Verbatim output of all the material below is required.
— BEGIN INPUT ROWS —
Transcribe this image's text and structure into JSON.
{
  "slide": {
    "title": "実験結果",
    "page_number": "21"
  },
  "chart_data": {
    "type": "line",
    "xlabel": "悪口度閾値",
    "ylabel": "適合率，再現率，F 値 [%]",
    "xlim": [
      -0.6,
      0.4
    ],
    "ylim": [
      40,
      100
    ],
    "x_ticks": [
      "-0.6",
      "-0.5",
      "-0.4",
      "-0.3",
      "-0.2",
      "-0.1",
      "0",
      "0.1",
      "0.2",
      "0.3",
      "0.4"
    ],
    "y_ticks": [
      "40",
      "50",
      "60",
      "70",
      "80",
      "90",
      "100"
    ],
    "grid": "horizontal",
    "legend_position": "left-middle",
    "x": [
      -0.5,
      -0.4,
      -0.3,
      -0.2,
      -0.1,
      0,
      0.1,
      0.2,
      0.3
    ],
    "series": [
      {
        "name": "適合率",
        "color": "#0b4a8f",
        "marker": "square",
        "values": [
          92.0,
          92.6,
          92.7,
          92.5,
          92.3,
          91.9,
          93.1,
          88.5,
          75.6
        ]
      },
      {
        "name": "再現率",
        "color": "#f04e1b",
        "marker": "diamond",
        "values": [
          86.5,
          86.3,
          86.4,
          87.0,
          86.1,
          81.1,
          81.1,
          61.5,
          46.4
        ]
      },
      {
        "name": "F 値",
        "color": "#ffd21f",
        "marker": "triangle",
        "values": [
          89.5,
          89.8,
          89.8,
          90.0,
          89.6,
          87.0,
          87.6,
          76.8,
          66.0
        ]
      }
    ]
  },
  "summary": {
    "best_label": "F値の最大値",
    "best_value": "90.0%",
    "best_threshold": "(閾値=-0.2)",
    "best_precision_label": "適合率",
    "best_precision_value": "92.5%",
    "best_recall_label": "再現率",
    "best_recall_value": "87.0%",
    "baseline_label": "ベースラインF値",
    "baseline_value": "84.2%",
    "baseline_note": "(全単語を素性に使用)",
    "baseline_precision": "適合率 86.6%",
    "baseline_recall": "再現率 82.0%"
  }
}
— END INPUT ROWS —
■ **TASK RESULT**:
Transcribe this image's text and structure into JSON.
{
  "slide": {
    "title": "実験結果",
    "page_number": "21"
  },
  "chart_data": {
    "type": "line",
    "xlabel": "悪口度閾値",
    "ylabel": "適合率，再現率，F 値 [%]",
    "xlim": [
      -0.6,
      0.4
    ],
    "ylim": [
      40,
      100
    ],
    "x_ticks": [
      "-0.6",
      "-0.5",
      "-0.4",
      "-0.3",
      "-0.2",
      "-0.1",
      "0",
      "0.1",
      "0.2",
      "0.3",
      "0.4"
    ],
    "y_ticks": [
      "40",
      "50",
      "60",
      "70",
      "80",
      "90",
      "100"
    ],
    "grid": "horizontal",
    "legend_position": "left-middle",
    "x": [
      -0.5,
      -0.4,
      -0.3,
      -0.2,
      -0.1,
      0,
      0.1,
      0.2,
      0.3
    ],
    "series": [
      {
        "name": "適合率",
        "color": "#0b4a8f",
        "marker": "square",
        "values": [
          92.0,
          92.6,
          92.7,
          92.5,
          92.3,
          91.9,
          93.1,
          88.5,
          75.6
        ]
      },
      {
        "name": "再現率",
        "color": "#f04e1b",
        "marker": "diamond",
        "values": [
          86.5,
          86.3,
          86.4,
          87.0,
          86.1,
          81.1,
          81.1,
          61.5,
          46.4
        ]
      },
      {
        "name": "F 値",
        "color": "#ffd21f",
        "marker": "triangle",
        "values": [
          89.5,
          89.8,
          89.8,
          90.0,
          89.6,
          87.0,
          87.6,
          76.8,
          66.0
        ]
      }
    ]
  },
  "summary": {
    "best_label": "F値の最大値",
    "best_value": "90.0%",
    "best_threshold": "(閾値=-0.2)",
    "best_precision_label": "適合率",
    "best_precision_value": "92.5%",
    "best_recall_label": "再現率",
    "best_recall_value": "87.0%",
    "baseline_label": "ベースラインF値",
    "baseline_value": "84.2%",
    "baseline_note": "(全単語を素性に使用)",
    "baseline_precision": "適合率 86.6%",
    "baseline_recall": "再現率 82.0%"
  }
}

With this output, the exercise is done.